[Dataset items]
══════

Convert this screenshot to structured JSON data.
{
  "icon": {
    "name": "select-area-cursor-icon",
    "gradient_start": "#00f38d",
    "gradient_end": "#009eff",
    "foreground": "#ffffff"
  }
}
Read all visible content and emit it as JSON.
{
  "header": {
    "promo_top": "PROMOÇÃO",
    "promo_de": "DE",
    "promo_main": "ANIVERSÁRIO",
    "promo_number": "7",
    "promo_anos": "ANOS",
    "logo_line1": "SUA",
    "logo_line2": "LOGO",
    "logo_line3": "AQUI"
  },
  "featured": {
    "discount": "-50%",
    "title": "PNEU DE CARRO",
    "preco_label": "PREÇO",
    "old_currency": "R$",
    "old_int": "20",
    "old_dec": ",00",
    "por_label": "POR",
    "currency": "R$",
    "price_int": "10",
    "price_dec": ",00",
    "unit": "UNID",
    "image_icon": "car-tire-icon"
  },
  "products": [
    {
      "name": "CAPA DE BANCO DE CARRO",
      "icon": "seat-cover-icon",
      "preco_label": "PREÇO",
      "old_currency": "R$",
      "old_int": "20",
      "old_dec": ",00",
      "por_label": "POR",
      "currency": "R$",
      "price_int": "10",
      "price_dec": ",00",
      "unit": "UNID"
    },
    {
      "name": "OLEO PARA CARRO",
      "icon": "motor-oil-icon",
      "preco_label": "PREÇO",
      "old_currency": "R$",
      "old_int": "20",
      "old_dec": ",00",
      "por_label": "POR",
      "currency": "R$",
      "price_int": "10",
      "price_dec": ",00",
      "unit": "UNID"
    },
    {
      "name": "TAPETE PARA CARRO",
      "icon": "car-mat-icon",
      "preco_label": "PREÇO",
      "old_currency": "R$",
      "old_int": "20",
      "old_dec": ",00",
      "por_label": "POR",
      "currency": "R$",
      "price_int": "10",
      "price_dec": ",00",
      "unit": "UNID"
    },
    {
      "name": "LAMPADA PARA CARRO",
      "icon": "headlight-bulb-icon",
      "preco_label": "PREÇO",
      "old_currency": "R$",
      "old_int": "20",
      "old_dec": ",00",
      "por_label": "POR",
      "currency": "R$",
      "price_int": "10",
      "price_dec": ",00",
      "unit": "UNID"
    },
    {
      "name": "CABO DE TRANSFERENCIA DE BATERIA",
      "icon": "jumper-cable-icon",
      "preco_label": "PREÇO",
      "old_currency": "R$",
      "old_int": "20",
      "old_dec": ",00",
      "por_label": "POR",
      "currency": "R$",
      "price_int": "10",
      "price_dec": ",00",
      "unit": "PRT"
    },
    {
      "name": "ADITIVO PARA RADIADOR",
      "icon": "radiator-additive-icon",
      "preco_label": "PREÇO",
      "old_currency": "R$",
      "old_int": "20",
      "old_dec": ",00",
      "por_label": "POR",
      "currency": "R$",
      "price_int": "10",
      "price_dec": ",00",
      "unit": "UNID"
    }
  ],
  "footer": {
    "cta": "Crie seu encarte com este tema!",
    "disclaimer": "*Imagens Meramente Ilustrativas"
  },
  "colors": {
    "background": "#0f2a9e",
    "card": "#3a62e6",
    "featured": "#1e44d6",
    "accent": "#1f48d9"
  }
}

══════

**Given instruction**. Reproduce each record exactly as it appears.

**Reply**.
Convert this screenshot to structured JSON data.
{
  "icon": {
    "name": "select-area-cursor-icon",
    "gradient_start": "#00f38d",
    "gradient_end": "#009eff",
    "foreground": "#ffffff"
  }
}
Read all visible content and emit it as JSON.
{
  "header": {
    "promo_top": "PROMOÇÃO",
    "promo_de": "DE",
    "promo_main": "ANIVERSÁRIO",
    "promo_number": "7",
    "promo_anos": "ANOS",
    "logo_line1": "SUA",
    "logo_line2": "LOGO",
    "logo_line3": "AQUI"
  },
  "featured": {
    "discount": "-50%",
    "title": "PNEU DE CARRO",
    "preco_label": "PREÇO",
    "old_currency": "R$",
    "old_int": "20",
    "old_dec": ",00",
    "por_label": "POR",
    "currency": "R$",
    "price_int": "10",
    "price_dec": ",00",
    "unit": "UNID",
    "image_icon": "car-tire-icon"
  },
  "products": [
    {
      "name": "CAPA DE BANCO DE CARRO",
      "icon": "seat-cover-icon",
      "preco_label": "PREÇO",
      "old_currency": "R$",
      "old_int": "20",
      "old_dec": ",00",
      "por_label": "POR",
      "currency": "R$",
      "price_int": "10",
      "price_dec": ",00",
      "unit": "UNID"
    },
    {
      "name": "OLEO PARA CARRO",
      "icon": "motor-oil-icon",
      "preco_label": "PREÇO",
      "old_currency": "R$",
      "old_int": "20",
      "old_dec": ",00",
      "por_label": "POR",
      "currency": "R$",
      "price_int": "10",
      "price_dec": ",00",
      "unit": "UNID"
    },
    {
      "name": "TAPETE PARA CARRO",
      "icon": "car-mat-icon",
      "preco_label": "PREÇO",
      "old_currency": "R$",
      "old_int": "20",
      "old_dec": ",00",
      "por_label": "POR",
      "currency": "R$",
      "price_int": "10",
      "price_dec": ",00",
      "unit": "UNID"
    },
    {
      "name": "LAMPADA PARA CARRO",
      "icon": "headlight-bulb-icon",
      "preco_label": "PREÇO",
      "old_currency": "R$",
      "old_int": "20",
      "old_dec": ",00",
      "por_label": "POR",
      "currency": "R$",
      "price_int": "10",
      "price_dec": ",00",
      "unit": "UNID"
    },
    {
      "name": "CABO DE TRANSFERENCIA DE BATERIA",
      "icon": "jumper-cable-icon",
      "preco_label": "PREÇO",
      "old_currency": "R$",
      "old_int": "20",
      "old_dec": ",00",
      "por_label": "POR",
      "currency": "R$",
      "price_int": "10",
      "price_dec": ",00",
      "unit": "PRT"
    },
    {
      "name": "ADITIVO PARA RADIADOR",
      "icon": "radiator-additive-icon",
      "preco_label": "PREÇO",
      "old_currency": "R$",
      "old_int": "20",
      "old_dec": ",00",
      "por_label": "POR",
      "currency": "R$",
      "price_int": "10",
      "price_dec": ",00",
      "unit": "UNID"
    }
  ],
  "footer": {
    "cta": "Crie seu encarte com este tema!",
    "disclaimer": "*Imagens Meramente Ilustrativas"
  },
  "colors": {
    "background": "#0f2a9e",
    "card": "#3a62e6",
    "featured": "#1e44d6",
    "accent": "#1f48d9"
  }
}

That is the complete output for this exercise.